Exercise brief → In the butt-dial confessions page, what did the school district administrator do on the first day of big snow?

Butt-dial Confessions: “I barely show up to work!” Says A NY court official – IOTW Report

Butt-dial Confessions: “I barely show up to work!” Says A NY court official

They told him to continue not showing up for work. They fired him.

Here’s a picture of him hiding in the woods when the news broke.

19 Comments on Butt-dial Confessions: “I barely show up to work!” Says A NY court official

  1. Is that MoFo in the fetal position? I once hired a young man that I knew from my kids was half a click off. To much Marry Jane. No ankle straps. Less than two weeks on the job he calls in sick. Claims he had morning sickness. So I ask him if he knew who the father was. I told him get his hung over ass to work or kiss his job good bye. He actually straightened out and became pretty good at his job.

  2. Brother-in-law tells a story about working on a job in the hills of Oakland, CA. Below was a big building, and at 8:00 dozens of cars pulled into the parking lot, and the drivers walked into the building. 20 minutes later everybody walked out again, hopped into their cars and drove off. It was the Oakland post office. Affirmative action hires.

  3. I always dreamed of a do nuttin’ no show, well paid job with great medical benefits, unlimited sick leave, and a huge pension.
    I never had one, but if I did I sure as hell wouldn’t brag about it
    to prying reporter. What an asshole. He’ll probably sue for his pension, and get it. That’s Civil Service in the Big Apple.

  4. “Governments everywhere are filled with people like this.”

    65% by my estimation. Federal, State, and Local.

    Of course, it’s a diminishing return – the larger the bureaucracy the greater the abuses. FedGov, CA, MA, IL, HI, MI, OR, WA, MD, NY and some others I’m sure I’ve forgotten are nothing more than make-work jobs programs for otherwise unemployable maggots.

    izlamo delenda est …

  5. In “Governments” you need to add in most School Districts (and colleges).

    In our School District, one well-established employee had worked her way up to the position of the Administrator whose sole responsibility was to make the call re whether to delay or cancel classes on a snow day. On the first day we had big snow (rare), guess what happened: she called in sick and there was CHAOS since no one knew what to do that day. (true story)

  6. I’m surprised the Union’s bar is so high! If it really is, the Teachers’ Union should have the same standards and get rid of “rubber rooms.” And then there’s the Federal Govt unions.

  7. I was once a federal subcontractor for a few months in Vermont. The building I worked in was clean, had muted wall to wall carpeting, and lovely 1950’s black and white photos on the walls of federal agents at Immigration Enforcement and ICE. There was talk of a “phantom pooper” who would occasionally leave his human excrement in various corners of the building. For years it seems he went undetected, until the day (or night) he got caught. The next day I overheard another federal worker jokingly tell his office mates, “I bet he got promoted!”
    Yup. That’s government unions for you.

Recorded data →

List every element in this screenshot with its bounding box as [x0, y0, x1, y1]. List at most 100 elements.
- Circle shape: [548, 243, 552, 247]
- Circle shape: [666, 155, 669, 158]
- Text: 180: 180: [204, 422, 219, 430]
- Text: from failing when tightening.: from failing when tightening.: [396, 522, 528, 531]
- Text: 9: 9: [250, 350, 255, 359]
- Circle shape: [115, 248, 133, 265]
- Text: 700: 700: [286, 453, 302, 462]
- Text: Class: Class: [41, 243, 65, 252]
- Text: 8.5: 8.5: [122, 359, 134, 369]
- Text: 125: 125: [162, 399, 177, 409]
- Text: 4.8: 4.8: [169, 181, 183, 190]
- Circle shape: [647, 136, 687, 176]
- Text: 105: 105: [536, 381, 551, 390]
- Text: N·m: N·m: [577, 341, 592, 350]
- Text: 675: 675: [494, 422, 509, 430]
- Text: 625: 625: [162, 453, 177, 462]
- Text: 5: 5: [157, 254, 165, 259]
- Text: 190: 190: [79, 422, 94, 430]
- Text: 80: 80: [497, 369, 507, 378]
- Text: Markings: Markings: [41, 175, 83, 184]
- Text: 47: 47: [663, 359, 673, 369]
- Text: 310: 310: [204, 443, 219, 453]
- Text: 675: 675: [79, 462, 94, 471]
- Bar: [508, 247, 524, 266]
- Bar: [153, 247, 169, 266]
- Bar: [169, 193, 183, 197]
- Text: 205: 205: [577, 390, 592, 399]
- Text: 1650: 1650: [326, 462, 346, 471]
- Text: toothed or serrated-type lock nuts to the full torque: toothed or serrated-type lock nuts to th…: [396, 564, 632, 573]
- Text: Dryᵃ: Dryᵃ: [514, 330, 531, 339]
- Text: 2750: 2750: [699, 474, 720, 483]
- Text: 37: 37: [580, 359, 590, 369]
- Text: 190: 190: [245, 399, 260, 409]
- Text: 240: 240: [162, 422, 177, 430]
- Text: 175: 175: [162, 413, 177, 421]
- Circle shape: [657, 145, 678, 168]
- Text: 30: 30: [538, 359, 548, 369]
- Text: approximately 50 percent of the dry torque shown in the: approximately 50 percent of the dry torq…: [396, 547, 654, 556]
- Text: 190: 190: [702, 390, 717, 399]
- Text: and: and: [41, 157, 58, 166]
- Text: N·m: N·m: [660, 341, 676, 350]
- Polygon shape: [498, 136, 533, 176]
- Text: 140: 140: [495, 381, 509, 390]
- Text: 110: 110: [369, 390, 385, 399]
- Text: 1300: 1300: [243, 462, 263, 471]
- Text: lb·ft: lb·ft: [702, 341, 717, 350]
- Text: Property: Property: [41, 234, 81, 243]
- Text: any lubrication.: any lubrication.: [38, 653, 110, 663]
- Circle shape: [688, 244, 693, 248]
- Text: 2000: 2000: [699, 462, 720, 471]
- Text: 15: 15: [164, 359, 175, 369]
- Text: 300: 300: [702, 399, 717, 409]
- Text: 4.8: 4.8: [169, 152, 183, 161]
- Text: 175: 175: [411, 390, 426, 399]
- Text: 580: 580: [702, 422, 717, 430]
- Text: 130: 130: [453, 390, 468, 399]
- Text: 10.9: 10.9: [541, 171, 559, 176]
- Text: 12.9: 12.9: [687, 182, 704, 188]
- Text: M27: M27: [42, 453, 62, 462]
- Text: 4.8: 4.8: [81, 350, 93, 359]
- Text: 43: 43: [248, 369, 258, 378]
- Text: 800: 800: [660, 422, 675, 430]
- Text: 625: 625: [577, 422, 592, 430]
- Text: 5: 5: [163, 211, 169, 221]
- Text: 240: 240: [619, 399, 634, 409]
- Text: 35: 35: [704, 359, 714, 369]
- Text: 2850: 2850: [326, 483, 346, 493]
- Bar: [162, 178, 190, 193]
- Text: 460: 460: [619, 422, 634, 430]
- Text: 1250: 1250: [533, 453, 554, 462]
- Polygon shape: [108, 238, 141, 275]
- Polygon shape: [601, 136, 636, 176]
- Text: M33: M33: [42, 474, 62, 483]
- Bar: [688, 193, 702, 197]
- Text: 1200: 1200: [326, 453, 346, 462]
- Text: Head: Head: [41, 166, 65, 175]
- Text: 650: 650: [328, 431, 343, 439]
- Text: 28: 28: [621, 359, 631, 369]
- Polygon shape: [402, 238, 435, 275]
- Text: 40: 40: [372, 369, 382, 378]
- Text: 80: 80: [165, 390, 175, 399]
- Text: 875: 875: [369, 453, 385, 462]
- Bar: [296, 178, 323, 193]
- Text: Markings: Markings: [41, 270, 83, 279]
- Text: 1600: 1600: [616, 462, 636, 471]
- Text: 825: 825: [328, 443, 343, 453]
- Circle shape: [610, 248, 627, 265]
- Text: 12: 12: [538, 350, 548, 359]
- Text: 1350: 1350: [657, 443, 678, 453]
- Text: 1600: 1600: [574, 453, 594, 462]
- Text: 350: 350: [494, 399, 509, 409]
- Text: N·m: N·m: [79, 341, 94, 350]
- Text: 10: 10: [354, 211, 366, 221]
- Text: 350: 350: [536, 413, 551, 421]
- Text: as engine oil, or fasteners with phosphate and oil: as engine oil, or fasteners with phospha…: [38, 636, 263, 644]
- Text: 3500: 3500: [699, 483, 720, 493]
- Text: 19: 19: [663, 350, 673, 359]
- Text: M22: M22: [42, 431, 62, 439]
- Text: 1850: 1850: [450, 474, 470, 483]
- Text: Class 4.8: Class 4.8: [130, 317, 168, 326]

Exercise response → She called in sick.